┌─ Information provided
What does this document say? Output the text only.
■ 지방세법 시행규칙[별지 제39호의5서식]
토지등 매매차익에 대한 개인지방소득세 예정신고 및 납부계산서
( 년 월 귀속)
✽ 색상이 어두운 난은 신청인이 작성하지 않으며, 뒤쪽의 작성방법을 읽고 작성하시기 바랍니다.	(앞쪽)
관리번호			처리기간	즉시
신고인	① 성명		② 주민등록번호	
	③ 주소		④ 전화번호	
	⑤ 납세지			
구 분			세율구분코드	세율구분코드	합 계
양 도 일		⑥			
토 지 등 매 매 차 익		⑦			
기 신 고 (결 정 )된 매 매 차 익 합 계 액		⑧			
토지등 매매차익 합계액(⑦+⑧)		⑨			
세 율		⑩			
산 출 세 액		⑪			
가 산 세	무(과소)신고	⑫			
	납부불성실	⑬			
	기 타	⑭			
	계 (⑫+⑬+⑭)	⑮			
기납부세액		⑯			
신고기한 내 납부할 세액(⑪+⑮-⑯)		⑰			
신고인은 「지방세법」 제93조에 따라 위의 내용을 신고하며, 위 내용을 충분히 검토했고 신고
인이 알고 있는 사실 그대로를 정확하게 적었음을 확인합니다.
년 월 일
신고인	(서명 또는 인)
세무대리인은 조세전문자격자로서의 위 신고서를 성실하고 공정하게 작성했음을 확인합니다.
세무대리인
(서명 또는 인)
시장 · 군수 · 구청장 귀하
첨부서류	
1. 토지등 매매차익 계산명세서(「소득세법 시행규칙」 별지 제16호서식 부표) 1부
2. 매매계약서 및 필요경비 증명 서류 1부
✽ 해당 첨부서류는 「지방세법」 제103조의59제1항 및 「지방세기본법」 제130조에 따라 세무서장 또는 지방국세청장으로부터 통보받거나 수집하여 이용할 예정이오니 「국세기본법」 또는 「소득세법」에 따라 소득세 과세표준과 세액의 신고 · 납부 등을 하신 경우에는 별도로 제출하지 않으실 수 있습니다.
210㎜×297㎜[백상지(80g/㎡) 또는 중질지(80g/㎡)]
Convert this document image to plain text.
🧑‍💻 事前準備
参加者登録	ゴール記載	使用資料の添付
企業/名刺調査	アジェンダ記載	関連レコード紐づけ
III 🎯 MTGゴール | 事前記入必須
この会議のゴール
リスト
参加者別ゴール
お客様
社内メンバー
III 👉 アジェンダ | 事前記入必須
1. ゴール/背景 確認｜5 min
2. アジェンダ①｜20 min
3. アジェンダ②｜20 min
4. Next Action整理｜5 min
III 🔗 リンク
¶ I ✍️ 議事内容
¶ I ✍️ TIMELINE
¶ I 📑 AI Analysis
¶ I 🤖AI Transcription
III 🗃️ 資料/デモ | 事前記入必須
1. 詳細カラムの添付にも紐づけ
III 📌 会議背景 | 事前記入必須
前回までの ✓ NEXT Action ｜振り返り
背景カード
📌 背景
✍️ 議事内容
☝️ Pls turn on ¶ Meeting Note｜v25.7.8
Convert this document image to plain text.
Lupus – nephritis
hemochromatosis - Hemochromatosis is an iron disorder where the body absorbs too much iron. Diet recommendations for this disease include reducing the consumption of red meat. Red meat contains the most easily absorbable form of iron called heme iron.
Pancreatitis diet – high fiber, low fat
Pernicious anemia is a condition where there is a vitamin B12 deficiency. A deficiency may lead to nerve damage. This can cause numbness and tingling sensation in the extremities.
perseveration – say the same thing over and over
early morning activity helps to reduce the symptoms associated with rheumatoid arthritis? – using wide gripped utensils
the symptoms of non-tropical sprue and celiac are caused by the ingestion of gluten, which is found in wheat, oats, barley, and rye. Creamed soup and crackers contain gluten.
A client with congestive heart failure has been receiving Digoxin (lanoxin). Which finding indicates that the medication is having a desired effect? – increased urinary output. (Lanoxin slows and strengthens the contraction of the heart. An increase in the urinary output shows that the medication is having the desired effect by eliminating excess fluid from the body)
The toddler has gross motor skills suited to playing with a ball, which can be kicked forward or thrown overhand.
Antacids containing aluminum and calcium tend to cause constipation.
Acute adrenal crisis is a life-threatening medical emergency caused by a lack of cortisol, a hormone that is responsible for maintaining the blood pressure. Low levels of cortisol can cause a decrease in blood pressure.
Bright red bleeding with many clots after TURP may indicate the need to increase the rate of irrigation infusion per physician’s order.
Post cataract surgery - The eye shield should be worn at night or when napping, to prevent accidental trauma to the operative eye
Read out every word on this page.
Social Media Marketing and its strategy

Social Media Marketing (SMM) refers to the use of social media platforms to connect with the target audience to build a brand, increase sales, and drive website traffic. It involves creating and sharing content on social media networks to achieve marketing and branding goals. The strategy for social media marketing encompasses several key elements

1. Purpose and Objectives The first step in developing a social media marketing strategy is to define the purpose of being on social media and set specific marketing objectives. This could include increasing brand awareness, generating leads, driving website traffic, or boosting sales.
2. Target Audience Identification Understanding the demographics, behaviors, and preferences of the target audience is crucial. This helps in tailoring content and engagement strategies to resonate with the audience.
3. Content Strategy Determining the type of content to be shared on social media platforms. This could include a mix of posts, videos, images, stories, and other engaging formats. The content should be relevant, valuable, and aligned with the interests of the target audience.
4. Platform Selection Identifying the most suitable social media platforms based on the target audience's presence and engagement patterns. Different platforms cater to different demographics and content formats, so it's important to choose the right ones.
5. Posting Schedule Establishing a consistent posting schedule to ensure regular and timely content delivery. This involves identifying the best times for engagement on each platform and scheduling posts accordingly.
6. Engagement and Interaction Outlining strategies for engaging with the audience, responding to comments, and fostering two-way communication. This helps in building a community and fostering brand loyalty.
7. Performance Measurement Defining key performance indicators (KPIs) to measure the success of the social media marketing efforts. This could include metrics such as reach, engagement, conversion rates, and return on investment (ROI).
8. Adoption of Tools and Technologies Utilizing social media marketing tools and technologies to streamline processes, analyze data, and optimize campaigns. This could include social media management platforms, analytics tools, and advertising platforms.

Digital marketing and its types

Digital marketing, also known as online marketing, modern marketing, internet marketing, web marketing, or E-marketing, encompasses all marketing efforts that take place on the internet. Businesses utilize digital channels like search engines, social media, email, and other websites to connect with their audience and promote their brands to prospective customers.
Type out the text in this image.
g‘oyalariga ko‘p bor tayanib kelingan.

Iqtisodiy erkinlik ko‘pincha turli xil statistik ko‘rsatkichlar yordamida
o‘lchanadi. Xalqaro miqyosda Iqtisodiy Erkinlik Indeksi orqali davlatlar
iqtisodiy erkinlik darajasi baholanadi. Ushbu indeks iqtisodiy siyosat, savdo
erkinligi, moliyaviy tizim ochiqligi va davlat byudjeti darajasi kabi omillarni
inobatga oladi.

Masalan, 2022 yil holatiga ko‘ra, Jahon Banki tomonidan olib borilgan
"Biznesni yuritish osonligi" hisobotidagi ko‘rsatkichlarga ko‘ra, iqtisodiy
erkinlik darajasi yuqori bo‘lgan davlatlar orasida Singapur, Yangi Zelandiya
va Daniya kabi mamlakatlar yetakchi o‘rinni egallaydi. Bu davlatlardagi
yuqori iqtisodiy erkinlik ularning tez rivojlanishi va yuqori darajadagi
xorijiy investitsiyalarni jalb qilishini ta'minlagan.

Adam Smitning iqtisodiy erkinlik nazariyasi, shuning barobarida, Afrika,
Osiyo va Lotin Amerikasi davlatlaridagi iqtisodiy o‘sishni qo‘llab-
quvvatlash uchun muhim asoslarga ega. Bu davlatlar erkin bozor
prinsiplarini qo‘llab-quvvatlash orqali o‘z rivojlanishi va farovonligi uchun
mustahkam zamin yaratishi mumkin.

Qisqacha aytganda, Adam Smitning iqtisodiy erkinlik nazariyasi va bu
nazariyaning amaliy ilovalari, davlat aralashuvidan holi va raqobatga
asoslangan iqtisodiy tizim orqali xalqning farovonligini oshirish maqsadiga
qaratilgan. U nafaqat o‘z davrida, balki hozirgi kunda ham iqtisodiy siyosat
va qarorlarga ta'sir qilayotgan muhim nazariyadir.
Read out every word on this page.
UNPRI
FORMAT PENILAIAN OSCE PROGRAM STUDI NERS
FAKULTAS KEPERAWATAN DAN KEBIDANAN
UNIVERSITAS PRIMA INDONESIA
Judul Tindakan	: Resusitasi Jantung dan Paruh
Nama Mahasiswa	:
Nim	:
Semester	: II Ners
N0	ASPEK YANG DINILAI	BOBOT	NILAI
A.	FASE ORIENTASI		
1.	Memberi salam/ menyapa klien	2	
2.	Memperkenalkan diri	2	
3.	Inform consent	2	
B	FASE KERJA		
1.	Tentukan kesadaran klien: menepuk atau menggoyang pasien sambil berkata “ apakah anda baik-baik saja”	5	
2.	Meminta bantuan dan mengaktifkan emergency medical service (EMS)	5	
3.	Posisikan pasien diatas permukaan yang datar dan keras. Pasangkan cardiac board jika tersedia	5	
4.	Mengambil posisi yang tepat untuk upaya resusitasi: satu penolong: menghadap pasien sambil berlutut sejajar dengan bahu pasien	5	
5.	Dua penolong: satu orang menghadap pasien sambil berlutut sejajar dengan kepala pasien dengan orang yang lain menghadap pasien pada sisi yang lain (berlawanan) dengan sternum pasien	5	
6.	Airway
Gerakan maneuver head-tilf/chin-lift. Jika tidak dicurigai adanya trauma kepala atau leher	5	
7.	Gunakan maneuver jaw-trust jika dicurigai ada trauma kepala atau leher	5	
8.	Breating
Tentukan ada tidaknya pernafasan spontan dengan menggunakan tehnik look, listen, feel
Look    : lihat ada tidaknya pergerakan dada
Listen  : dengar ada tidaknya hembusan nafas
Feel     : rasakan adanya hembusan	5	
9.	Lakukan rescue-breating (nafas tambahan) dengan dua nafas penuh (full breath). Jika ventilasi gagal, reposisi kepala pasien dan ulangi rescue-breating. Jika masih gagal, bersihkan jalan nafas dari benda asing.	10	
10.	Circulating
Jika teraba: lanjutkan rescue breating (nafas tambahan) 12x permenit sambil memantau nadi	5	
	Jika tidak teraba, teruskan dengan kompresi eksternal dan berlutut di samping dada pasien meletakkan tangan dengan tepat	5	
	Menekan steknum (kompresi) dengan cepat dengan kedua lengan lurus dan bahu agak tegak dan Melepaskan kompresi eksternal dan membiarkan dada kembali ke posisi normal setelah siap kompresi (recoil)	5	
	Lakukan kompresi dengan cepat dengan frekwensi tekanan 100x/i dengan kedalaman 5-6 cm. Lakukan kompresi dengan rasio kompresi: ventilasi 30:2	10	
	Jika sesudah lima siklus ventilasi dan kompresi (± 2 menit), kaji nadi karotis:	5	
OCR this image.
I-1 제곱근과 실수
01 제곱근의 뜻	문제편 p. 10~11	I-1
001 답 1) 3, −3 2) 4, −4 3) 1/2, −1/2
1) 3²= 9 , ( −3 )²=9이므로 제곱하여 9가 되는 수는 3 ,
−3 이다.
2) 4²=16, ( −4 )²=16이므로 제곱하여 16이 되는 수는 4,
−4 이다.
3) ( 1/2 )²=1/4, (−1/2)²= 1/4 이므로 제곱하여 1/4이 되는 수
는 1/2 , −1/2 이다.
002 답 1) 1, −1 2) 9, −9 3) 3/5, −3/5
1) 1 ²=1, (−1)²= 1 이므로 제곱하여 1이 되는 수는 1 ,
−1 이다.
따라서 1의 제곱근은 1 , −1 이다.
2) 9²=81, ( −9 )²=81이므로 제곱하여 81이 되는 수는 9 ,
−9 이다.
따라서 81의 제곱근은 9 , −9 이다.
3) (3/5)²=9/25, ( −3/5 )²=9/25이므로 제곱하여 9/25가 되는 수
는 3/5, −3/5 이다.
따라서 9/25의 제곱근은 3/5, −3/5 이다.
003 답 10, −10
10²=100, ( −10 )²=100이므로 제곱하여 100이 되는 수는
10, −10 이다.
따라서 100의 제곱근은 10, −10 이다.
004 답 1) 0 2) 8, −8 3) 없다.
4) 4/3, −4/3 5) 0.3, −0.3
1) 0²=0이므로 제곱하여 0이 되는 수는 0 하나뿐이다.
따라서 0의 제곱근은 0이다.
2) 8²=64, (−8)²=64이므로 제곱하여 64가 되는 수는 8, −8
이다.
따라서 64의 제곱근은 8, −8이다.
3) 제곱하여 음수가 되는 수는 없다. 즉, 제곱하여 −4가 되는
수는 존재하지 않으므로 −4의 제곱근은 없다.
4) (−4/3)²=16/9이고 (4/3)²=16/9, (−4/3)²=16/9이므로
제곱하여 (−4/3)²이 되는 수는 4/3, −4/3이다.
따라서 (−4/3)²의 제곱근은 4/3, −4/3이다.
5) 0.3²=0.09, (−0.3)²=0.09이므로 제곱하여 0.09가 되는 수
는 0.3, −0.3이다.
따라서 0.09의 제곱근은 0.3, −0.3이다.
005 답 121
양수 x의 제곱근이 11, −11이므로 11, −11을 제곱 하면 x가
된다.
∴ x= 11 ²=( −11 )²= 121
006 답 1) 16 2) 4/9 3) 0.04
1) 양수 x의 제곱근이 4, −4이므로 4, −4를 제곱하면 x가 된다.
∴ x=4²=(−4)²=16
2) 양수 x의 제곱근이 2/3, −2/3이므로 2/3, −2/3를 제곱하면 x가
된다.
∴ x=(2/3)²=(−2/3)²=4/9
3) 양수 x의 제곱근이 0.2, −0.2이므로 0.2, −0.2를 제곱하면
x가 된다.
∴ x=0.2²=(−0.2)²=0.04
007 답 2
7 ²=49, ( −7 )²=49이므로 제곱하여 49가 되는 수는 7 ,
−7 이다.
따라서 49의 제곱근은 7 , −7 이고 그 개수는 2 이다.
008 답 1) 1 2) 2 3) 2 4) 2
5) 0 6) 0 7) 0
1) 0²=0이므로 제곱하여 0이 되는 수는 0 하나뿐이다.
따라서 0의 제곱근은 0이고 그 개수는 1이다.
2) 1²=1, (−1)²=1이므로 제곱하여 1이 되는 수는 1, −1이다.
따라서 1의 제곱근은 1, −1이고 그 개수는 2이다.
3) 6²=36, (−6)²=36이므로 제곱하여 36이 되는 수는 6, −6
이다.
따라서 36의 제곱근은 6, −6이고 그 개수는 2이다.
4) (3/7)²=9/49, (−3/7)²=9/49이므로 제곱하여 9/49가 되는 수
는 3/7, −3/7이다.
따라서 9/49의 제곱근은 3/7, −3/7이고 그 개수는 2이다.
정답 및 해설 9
└─
## Problem details
Leave out every line without the string "teraba" and copy the rest.

## Answer for this exercise
Jika teraba: lanjutkan rescue breating (nafas tambahan) 12x permenit sambil memantau nadi	5	
	Jika tidak teraba, teruskan dengan kompresi eksternal dan berlutut di samping dada pasien meletakkan tangan dengan tepat	5	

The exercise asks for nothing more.